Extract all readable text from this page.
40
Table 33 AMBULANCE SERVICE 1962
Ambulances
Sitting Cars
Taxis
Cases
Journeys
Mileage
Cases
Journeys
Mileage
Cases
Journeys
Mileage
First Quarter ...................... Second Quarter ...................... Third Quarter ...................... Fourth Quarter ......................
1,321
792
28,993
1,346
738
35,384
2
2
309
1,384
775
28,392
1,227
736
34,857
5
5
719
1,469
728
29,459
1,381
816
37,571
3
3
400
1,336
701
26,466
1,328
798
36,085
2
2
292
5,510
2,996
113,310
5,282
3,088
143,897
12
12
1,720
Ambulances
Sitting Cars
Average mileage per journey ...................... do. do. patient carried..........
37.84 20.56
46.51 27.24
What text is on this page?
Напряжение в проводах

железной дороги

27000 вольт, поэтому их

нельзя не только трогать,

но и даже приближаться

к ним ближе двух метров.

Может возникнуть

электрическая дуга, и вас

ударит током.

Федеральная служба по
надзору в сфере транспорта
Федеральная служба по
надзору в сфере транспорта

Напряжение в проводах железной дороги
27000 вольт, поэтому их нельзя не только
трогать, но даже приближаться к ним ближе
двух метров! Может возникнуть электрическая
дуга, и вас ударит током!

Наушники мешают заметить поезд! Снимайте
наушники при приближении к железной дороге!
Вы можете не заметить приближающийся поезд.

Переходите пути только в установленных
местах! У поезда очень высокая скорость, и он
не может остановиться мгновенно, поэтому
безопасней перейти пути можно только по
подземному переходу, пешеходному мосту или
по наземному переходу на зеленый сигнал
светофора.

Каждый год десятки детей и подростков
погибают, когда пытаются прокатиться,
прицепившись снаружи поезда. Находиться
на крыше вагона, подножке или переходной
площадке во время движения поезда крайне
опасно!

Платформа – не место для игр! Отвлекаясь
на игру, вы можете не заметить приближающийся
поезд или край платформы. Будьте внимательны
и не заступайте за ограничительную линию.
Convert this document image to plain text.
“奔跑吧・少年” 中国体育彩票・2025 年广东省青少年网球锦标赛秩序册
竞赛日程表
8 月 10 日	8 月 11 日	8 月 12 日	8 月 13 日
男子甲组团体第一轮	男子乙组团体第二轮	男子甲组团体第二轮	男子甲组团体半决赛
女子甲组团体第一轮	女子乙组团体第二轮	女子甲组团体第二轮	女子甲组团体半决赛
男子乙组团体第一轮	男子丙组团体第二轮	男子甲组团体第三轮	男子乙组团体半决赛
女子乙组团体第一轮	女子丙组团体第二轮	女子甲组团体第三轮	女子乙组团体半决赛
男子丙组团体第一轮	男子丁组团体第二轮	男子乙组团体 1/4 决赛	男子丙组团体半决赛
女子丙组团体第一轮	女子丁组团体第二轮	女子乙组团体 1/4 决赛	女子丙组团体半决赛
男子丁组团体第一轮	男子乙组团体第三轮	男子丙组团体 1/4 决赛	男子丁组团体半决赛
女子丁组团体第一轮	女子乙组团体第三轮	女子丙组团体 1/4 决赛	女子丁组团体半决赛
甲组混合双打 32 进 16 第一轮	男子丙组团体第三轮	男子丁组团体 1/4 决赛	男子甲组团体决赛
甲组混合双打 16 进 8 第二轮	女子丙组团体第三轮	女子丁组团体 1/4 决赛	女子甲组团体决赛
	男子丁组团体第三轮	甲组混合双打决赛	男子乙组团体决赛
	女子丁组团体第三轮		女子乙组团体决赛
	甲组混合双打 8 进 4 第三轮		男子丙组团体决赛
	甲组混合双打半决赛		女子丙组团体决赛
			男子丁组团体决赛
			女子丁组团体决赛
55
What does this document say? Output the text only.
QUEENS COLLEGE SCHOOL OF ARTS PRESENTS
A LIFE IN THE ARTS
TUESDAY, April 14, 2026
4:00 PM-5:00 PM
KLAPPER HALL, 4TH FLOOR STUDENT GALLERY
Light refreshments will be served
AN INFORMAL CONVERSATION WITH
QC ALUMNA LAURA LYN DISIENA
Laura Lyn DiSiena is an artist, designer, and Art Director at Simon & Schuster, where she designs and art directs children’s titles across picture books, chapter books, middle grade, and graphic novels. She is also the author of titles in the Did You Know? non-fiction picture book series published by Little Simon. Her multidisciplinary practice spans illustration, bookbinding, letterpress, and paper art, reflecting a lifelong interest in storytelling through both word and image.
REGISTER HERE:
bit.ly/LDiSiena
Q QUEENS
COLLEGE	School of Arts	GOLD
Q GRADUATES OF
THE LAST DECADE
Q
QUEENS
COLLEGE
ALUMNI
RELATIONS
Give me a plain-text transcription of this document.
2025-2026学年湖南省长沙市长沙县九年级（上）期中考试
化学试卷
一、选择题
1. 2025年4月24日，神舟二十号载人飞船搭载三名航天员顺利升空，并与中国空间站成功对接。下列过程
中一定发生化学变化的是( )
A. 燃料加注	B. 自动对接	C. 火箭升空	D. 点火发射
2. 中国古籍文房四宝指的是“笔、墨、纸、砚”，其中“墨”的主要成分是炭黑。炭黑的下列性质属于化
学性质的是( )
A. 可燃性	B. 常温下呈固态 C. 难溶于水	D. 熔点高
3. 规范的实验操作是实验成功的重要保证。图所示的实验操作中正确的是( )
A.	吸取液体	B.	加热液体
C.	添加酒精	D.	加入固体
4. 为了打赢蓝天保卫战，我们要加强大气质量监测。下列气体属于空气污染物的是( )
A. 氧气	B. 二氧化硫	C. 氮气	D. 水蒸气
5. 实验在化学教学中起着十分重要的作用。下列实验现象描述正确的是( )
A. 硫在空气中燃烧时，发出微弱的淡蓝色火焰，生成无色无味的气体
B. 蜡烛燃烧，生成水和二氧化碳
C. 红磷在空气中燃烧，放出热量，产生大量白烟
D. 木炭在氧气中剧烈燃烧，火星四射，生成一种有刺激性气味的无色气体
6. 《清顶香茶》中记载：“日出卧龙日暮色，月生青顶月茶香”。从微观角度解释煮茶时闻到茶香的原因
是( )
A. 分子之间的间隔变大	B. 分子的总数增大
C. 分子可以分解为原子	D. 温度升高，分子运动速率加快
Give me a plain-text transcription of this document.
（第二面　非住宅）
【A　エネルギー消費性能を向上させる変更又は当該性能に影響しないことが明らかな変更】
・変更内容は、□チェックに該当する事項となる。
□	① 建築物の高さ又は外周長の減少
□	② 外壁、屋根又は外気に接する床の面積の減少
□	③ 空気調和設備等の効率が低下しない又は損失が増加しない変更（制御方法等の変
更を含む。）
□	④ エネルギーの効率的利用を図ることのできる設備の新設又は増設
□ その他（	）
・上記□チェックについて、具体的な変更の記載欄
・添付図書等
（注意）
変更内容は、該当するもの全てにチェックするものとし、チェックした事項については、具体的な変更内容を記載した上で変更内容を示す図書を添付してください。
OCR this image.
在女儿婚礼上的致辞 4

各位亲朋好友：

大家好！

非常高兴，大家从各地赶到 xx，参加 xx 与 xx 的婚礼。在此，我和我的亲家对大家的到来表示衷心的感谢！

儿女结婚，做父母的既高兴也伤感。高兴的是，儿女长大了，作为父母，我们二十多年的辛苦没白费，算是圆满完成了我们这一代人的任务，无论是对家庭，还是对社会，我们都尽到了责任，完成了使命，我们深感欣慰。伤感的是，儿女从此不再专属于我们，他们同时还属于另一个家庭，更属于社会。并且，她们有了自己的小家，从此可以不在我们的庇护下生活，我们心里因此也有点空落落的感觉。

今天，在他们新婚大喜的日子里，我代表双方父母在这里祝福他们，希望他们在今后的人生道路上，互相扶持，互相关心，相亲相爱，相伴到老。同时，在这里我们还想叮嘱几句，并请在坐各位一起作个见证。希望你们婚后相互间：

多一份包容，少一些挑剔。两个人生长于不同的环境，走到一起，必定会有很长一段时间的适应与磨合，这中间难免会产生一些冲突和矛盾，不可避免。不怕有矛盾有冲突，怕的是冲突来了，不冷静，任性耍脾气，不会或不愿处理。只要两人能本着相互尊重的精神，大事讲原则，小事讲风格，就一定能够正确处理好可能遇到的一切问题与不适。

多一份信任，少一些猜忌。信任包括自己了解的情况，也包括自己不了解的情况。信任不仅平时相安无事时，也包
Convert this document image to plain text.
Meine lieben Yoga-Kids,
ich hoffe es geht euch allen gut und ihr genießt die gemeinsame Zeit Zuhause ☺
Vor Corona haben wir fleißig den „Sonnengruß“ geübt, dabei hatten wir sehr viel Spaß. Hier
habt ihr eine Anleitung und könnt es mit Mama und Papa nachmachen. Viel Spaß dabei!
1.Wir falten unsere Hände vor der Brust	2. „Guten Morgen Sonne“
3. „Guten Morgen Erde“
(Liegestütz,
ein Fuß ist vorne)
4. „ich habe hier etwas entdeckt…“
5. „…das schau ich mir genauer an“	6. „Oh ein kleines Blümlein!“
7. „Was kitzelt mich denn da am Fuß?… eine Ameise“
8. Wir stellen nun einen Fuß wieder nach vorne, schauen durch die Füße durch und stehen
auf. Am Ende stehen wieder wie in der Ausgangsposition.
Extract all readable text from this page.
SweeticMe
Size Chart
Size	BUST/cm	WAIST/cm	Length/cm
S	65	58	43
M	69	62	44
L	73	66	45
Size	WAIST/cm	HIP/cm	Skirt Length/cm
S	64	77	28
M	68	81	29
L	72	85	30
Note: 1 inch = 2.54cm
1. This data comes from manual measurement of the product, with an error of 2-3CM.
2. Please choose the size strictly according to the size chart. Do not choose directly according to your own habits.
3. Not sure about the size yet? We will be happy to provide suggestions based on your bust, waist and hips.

=-=-=-=-=

= PROBLEM TO WORK ON =
Show all lines in the entries above where the word "ударит" appears.

= ANSWER BELOW =
ударит током.
дуга, и вас ударит током!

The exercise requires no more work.